▸ **Record extracts**:
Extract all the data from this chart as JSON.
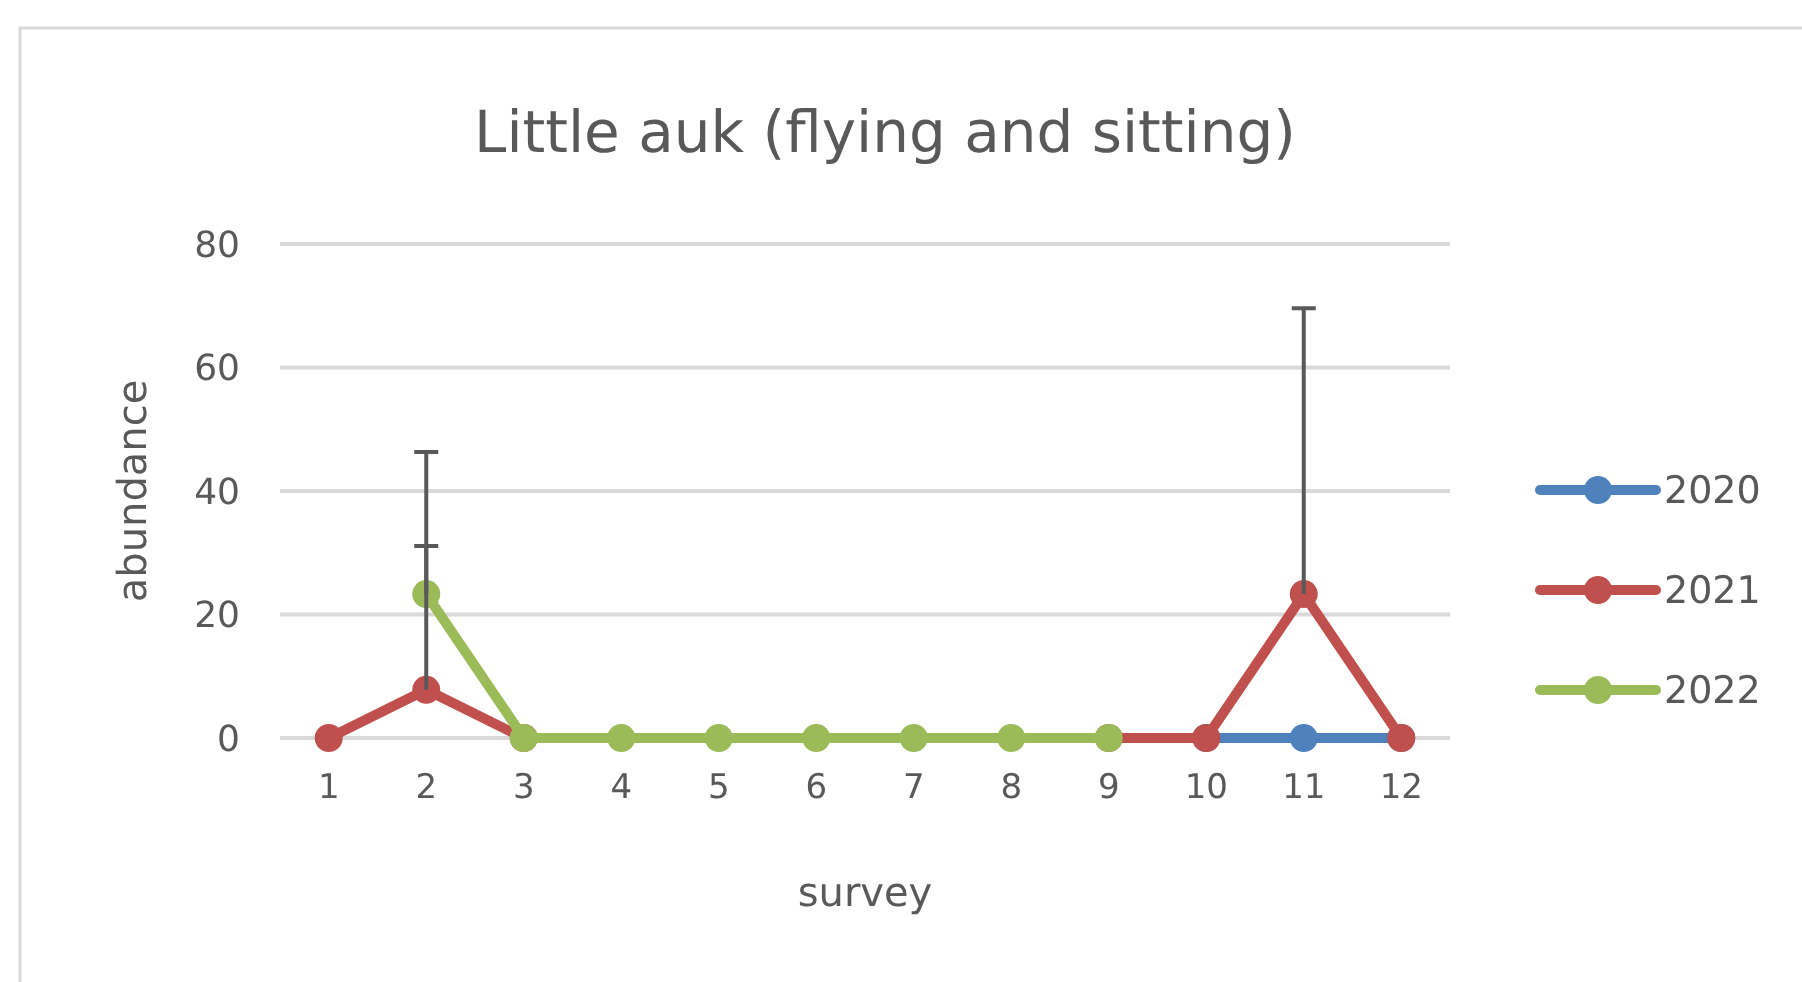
{
  "chart_data": {
    "type": "line",
    "title": "Little auk (flying and sitting)",
    "xlabel": "survey",
    "ylabel": "abundance",
    "x": [
      1,
      2,
      3,
      4,
      5,
      6,
      7,
      8,
      9,
      10,
      11,
      12
    ],
    "xlim": [
      0.5,
      12.5
    ],
    "xticks": [
      1,
      2,
      3,
      4,
      5,
      6,
      7,
      8,
      9,
      10,
      11,
      12
    ],
    "ylim": [
      0,
      80
    ],
    "yticks": [
      0,
      20,
      40,
      60,
      80
    ],
    "grid": "y",
    "legend": "right",
    "marker": "circle",
    "line_style": "solid",
    "series": [
      {
        "name": "2020",
        "color": "#4f81bd",
        "values": [
          null,
          null,
          null,
          null,
          null,
          null,
          null,
          null,
          null,
          0,
          0,
          0
        ]
      },
      {
        "name": "2021",
        "color": "#c0504d",
        "values": [
          0,
          7.8,
          0,
          null,
          null,
          null,
          null,
          null,
          0,
          0,
          23.3,
          0
        ],
        "errors": [
          null,
          [
            7.8,
            31.1
          ],
          null,
          null,
          null,
          null,
          null,
          null,
          null,
          null,
          [
            23.3,
            69.6
          ],
          null
        ]
      },
      {
        "name": "2022",
        "color": "#9bbb59",
        "values": [
          null,
          23.3,
          0,
          0,
          0,
          0,
          0,
          0,
          0,
          null,
          null,
          null
        ],
        "errors": [
          null,
          [
            23.3,
            46.3
          ],
          null,
          null,
          null,
          null,
          null,
          null,
          null,
          null,
          null,
          null
        ]
      }
    ]
  }
}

▸ **Stated problem**:
Looking at the entries above, say how many lines contain the word "color". Only the number is wanted.

▸ **Task response**:
3